Selection:
Riverdale S3E13: Requiem for a Welterweight
by thethreepennyguignol
You know when you’re deep in a dream, and everything seems to make sense? Like, you’re watching something on TV, and then you’re in the show, and then you’re dating one of the actors, and then you’re back watching that story unfold? How the logic bends and folds and falls in a way that just doesn’t make sense, and then you wake up, try to explain it, and can’t?
Well, I think during Riverdale’s three-week break away from broadcast, I might have finally woken up from the dream that rendered what the hell was going on even remotely logical at last. Call it a fond hangover from the first half of this season, which was genuinely wonderful in so many ways – witty, over-the-top, high-camp with a side of high-fashion – but I’ve been far softer on the last half-dozen episodes than I ever should have been. And it was this week’s return, Requiem for a Welterweight, that has finally pushed me over the edge.
The episode centres on Archie, turning to boxing under the tutelage of the ex-Sheriff Keller. Elsewhere: Jughead and his mother, newly arrived in Riverdale, are trying to consolidate the Serpent’s power after Cheryl and Toni created a girls-only gang to counter them, while Veronica and her family are still tied up in a bizarre gangster movie hierarchy as Alice goes to get baptized/murdered by the farm and – wait, no, actually, let’s just interrogate those for a second.
First, the Archie story. To say this plot has come screaming in out of the clear blue sky is to do a disservice to clear blue skies; Riverdale hadn’t done a boxing movie parody yet, so it came up with the vaguest, thinnest excuse to throw one in there over a canoodling Josie soundtrack just…because. Because Riverdale’s plotting has come down to “what haven’t we done yet?” and we’re not even three full seasons in. Suffice to say I don’t like this plot, at all, obviously, and I’m dissapointed KJ Apa is stuck back on Thankless Leading Man duty after a really solid run. Why is he dating Josie? Can we just…not with the love interests, for one singular moment? Ugh.

(Stored entries)

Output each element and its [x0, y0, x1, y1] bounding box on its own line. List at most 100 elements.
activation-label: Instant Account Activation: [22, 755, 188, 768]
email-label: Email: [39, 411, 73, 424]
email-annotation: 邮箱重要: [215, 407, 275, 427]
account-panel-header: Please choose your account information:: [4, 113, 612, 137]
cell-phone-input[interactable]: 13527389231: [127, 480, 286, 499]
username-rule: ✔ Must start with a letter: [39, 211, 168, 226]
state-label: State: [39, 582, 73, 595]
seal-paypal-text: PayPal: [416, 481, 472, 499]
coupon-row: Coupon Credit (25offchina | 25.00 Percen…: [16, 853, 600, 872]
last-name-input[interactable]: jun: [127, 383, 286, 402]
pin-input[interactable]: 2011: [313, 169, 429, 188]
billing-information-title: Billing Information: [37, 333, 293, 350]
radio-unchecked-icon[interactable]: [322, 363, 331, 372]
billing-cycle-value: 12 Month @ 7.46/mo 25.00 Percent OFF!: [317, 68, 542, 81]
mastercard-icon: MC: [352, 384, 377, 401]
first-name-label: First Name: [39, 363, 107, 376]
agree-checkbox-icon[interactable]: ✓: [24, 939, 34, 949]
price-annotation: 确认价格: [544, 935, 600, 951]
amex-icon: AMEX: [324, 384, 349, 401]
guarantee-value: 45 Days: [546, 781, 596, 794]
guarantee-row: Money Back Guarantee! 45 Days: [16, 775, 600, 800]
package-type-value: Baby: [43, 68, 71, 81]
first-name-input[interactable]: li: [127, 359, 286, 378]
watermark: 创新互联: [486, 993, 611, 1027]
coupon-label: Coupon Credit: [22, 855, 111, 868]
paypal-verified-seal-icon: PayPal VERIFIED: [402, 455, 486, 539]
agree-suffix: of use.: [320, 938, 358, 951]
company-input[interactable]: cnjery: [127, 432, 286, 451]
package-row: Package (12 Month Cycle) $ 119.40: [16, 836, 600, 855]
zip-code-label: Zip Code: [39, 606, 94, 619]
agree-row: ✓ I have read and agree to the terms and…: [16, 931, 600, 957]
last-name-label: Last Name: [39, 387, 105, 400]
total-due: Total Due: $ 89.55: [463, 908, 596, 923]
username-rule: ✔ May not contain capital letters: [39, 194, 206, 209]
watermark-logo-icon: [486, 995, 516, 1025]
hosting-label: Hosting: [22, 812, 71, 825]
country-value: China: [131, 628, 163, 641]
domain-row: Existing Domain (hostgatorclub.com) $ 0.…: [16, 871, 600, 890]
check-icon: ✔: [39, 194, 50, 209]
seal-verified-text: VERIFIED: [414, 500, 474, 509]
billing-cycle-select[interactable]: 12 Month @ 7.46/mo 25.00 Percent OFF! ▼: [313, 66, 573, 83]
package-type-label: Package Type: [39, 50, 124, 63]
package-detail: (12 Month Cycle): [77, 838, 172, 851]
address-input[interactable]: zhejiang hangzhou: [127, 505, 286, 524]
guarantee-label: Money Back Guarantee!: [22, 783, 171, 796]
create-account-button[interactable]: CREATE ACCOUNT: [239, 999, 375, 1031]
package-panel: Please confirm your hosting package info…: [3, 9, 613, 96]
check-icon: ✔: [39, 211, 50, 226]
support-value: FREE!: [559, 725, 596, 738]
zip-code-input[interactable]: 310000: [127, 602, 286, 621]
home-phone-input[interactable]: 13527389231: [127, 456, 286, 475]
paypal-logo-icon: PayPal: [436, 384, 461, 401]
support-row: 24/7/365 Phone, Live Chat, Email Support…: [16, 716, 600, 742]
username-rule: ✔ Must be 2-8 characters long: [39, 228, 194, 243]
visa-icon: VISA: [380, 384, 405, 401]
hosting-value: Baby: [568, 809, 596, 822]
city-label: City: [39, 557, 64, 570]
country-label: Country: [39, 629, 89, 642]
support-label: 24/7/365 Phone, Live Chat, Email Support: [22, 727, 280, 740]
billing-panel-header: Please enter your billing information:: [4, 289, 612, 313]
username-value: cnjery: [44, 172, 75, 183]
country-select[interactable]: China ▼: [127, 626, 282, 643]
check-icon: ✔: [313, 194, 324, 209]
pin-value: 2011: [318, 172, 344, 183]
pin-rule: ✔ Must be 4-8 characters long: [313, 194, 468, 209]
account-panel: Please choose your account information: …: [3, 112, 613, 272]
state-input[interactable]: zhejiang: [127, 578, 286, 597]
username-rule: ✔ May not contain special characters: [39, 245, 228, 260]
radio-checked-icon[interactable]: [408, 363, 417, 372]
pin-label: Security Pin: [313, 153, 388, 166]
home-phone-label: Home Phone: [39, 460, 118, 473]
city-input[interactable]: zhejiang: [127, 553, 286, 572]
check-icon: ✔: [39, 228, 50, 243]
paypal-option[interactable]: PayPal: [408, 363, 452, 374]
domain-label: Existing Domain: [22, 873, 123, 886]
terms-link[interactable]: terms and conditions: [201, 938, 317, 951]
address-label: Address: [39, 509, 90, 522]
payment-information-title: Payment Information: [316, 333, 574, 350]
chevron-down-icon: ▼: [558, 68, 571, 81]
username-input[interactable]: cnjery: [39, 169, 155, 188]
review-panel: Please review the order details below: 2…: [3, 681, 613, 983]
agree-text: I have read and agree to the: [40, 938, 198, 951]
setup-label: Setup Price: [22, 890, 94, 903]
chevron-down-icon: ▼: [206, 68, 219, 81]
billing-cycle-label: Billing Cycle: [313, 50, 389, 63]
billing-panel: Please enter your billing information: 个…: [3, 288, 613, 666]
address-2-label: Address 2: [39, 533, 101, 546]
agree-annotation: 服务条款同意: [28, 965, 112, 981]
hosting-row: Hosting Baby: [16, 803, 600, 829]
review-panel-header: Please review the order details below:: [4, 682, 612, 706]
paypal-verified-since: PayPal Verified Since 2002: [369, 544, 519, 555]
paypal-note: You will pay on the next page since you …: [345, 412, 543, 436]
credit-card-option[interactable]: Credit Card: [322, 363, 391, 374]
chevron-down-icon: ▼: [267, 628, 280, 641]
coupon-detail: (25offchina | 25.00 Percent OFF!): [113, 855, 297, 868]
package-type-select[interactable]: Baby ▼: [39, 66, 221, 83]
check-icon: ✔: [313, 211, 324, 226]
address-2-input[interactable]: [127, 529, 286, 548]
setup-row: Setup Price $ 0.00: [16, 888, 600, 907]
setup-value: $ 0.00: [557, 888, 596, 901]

--

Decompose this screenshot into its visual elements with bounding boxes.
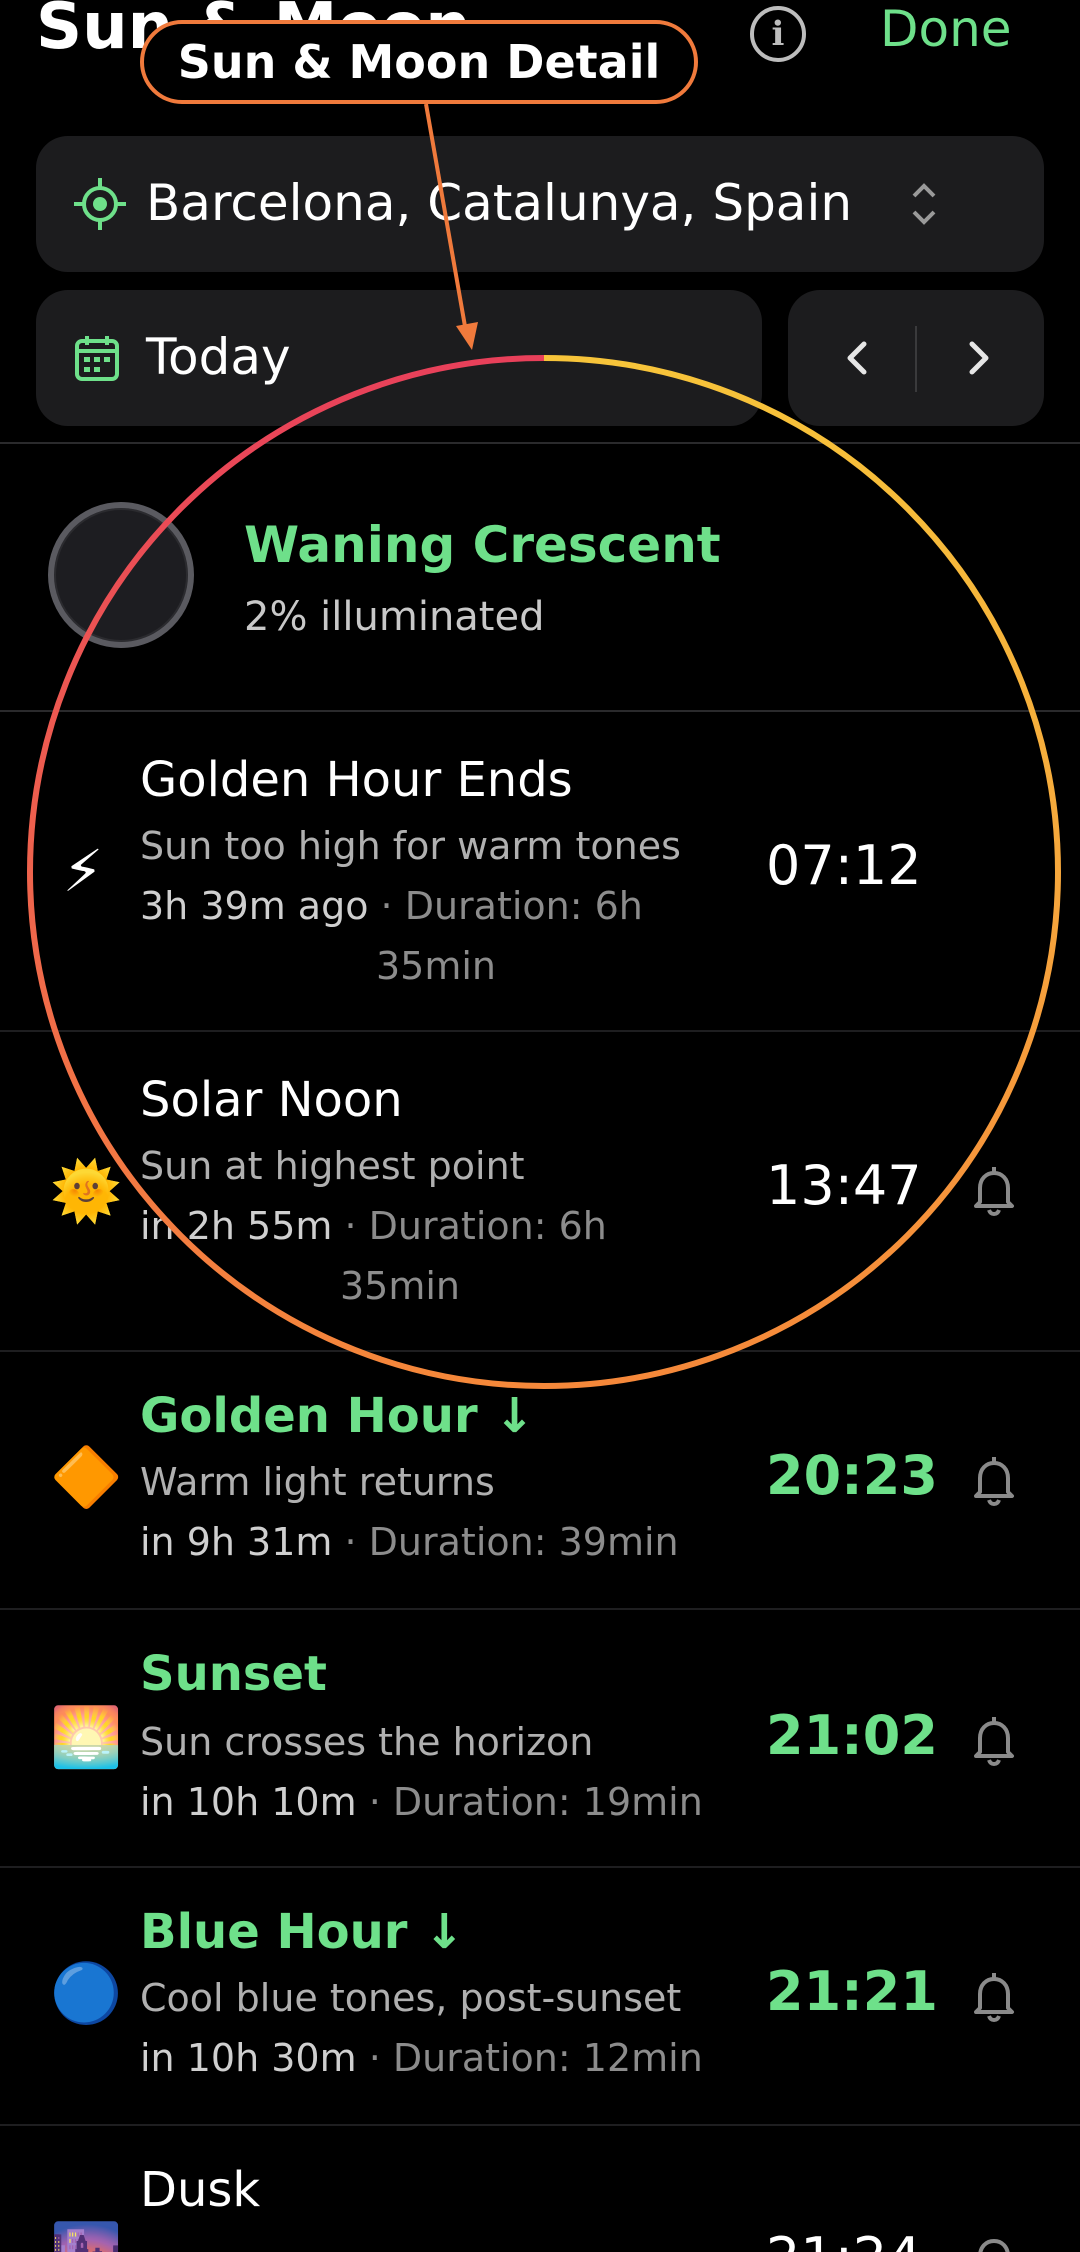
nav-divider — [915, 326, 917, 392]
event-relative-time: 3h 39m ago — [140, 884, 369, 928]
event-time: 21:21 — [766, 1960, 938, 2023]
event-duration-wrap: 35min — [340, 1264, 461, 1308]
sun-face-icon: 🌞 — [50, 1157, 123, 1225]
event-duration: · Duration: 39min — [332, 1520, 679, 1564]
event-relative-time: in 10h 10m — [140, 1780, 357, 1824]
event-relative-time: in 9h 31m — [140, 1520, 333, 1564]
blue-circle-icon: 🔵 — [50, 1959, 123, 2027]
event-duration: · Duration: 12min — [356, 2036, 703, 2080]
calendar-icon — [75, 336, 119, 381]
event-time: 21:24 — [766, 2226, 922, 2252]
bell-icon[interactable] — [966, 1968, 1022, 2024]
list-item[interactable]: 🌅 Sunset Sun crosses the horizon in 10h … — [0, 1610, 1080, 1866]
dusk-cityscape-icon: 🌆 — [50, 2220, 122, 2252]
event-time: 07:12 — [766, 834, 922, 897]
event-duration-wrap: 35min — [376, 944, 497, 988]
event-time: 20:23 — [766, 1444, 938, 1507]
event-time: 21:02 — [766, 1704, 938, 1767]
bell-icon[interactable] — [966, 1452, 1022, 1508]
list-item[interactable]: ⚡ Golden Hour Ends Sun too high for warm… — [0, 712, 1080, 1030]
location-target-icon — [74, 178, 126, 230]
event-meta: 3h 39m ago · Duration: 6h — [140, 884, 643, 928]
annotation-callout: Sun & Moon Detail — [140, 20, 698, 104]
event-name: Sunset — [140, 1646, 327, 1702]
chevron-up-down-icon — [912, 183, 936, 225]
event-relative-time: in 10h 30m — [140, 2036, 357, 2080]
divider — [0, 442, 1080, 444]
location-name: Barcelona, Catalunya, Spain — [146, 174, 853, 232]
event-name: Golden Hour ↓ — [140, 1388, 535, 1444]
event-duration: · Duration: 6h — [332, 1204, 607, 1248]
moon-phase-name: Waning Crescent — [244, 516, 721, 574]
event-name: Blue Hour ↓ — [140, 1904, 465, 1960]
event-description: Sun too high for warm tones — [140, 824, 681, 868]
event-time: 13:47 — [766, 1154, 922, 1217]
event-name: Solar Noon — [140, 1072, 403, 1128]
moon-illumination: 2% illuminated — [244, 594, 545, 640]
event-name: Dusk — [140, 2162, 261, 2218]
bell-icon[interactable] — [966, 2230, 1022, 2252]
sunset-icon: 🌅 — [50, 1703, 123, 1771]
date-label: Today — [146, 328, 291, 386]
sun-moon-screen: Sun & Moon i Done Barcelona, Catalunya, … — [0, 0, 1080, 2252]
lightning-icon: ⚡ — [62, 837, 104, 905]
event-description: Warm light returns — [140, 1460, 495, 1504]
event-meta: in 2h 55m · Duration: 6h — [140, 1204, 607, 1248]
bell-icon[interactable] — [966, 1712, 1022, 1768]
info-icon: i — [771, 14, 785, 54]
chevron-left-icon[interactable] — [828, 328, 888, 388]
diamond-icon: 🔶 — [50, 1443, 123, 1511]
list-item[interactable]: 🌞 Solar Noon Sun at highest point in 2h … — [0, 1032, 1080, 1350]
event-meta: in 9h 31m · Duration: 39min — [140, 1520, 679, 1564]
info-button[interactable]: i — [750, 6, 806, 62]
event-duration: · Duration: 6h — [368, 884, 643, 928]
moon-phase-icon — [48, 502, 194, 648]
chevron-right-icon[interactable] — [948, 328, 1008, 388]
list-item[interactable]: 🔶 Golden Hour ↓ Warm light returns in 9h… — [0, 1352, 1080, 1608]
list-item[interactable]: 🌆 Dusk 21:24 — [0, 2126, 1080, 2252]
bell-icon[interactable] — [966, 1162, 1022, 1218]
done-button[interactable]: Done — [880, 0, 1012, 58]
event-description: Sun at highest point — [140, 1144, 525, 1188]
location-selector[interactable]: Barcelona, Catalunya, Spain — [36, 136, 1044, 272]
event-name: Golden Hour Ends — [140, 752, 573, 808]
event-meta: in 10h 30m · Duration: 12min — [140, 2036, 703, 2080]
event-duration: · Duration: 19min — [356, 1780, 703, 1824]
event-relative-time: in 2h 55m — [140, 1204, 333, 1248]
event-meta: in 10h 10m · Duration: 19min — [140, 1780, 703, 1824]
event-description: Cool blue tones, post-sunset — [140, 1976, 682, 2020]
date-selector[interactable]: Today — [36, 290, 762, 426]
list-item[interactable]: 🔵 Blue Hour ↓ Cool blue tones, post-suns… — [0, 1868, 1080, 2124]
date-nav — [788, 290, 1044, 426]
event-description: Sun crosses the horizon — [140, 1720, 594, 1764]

Directive 1: In the Riverdale review, under whose tutelage does Archie turn to boxing?
Directive 2: List every character named in the Riverdale review's paragraph that begins "The episode centres on Archie."
Directive 3: Pick up the Riverdale review after its final sentence and carry it further.

Task response 1: The ex-Sheriff Keller.

Task response 2: Archie, Keller, Jughead, Cheryl, Toni, Veronica, Alice

Task response 3:
With regards to Jughead’s plot: Yes, it’s nice to have Gina Gershwin around for a while, but her plot is calling on her talents as an actress about as much as the ones for her one-time husband and son have done, which is to say, not a fucking lot. Perhaps getting her to say the gang name “Ghoulies” is the show’s last-ditch effort to get me to take it seriously, I don’t know. Lili Reinhart and Madchen Amick have great chemistry and their story is by far the one that pops the brightest, but it’s all decidedly predictable for Riverdale – oh, so the evil cult turns out to be an evil cult? Colour me shocked. I’m a softcore defender of Veronica’s familial gangstery plot, but how many times can Mark Conseulos waggles his eyebrows threateningly over a glass of wine before I get tired of it (stupid question, because I never would, but you feel me)?
I have always been a big fan of this show partly because of how wildly random it seemed to be, but most of that randomness at least came from a place of actual entertainment, not just “well, why not?”. This episode felt like a dull stasis of existing storylines (Veronica’s, Betty’s) to make way for bizarre and uninteresting movement in new ones (Archie the boxer, Jughead’s criminal familial empire). And, you know, I can put up with a lot of bullshit from this show – my God, so fucking much – but when it fails to entertain amongst the batshittery, I’ve got to hit my snooze button and pretend it’s not time to get up yet.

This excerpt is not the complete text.